**To do**
Reproduce the full listing below unchanged, apart from the pictures.

**Excerpted records**
===============

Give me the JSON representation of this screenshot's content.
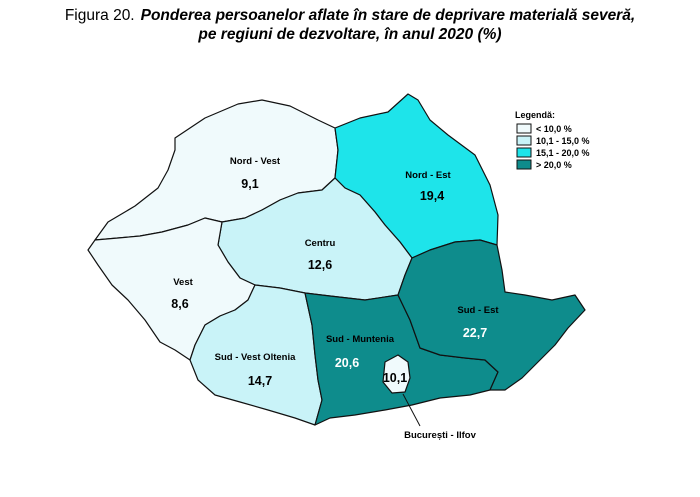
{
  "figure": {
    "label": "Figura 20.",
    "title_line1": "Ponderea persoanelor aflate în stare de deprivare materială severă,",
    "title_line2": "pe regiuni de dezvoltare, în anul 2020 (%)"
  },
  "legend": {
    "title": "Legendă:",
    "items": [
      {
        "label": "< 10,0 %",
        "color": "#f0fafc"
      },
      {
        "label": "10,1 - 15,0 %",
        "color": "#c9f3f8"
      },
      {
        "label": "15,1 - 20,0 %",
        "color": "#1ee4ea"
      },
      {
        "label": "> 20,0 %",
        "color": "#0e8c8c"
      }
    ]
  },
  "regions": [
    {
      "name": "Nord - Vest",
      "value": "9,1"
    },
    {
      "name": "Nord - Est",
      "value": "19,4"
    },
    {
      "name": "Centru",
      "value": "12,6"
    },
    {
      "name": "Vest",
      "value": "8,6"
    },
    {
      "name": "Sud - Vest Oltenia",
      "value": "14,7"
    },
    {
      "name": "Sud - Muntenia",
      "value": "20,6"
    },
    {
      "name": "Sud - Est",
      "value": "22,7"
    },
    {
      "name": "București - Ilfov",
      "value": "10,1"
    }
  ],
  "colors": {
    "outline": "#111111"
  }
}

===============

**Response for this exercise**
Give me the JSON representation of this screenshot's content.
{
  "figure": {
    "label": "Figura 20.",
    "title_line1": "Ponderea persoanelor aflate în stare de deprivare materială severă,",
    "title_line2": "pe regiuni de dezvoltare, în anul 2020 (%)"
  },
  "legend": {
    "title": "Legendă:",
    "items": [
      {
        "label": "< 10,0 %",
        "color": "#f0fafc"
      },
      {
        "label": "10,1 - 15,0 %",
        "color": "#c9f3f8"
      },
      {
        "label": "15,1 - 20,0 %",
        "color": "#1ee4ea"
      },
      {
        "label": "> 20,0 %",
        "color": "#0e8c8c"
      }
    ]
  },
  "regions": [
    {
      "name": "Nord - Vest",
      "value": "9,1"
    },
    {
      "name": "Nord - Est",
      "value": "19,4"
    },
    {
      "name": "Centru",
      "value": "12,6"
    },
    {
      "name": "Vest",
      "value": "8,6"
    },
    {
      "name": "Sud - Vest Oltenia",
      "value": "14,7"
    },
    {
      "name": "Sud - Muntenia",
      "value": "20,6"
    },
    {
      "name": "Sud - Est",
      "value": "22,7"
    },
    {
      "name": "București - Ilfov",
      "value": "10,1"
    }
  ],
  "colors": {
    "outline": "#111111"
  }
}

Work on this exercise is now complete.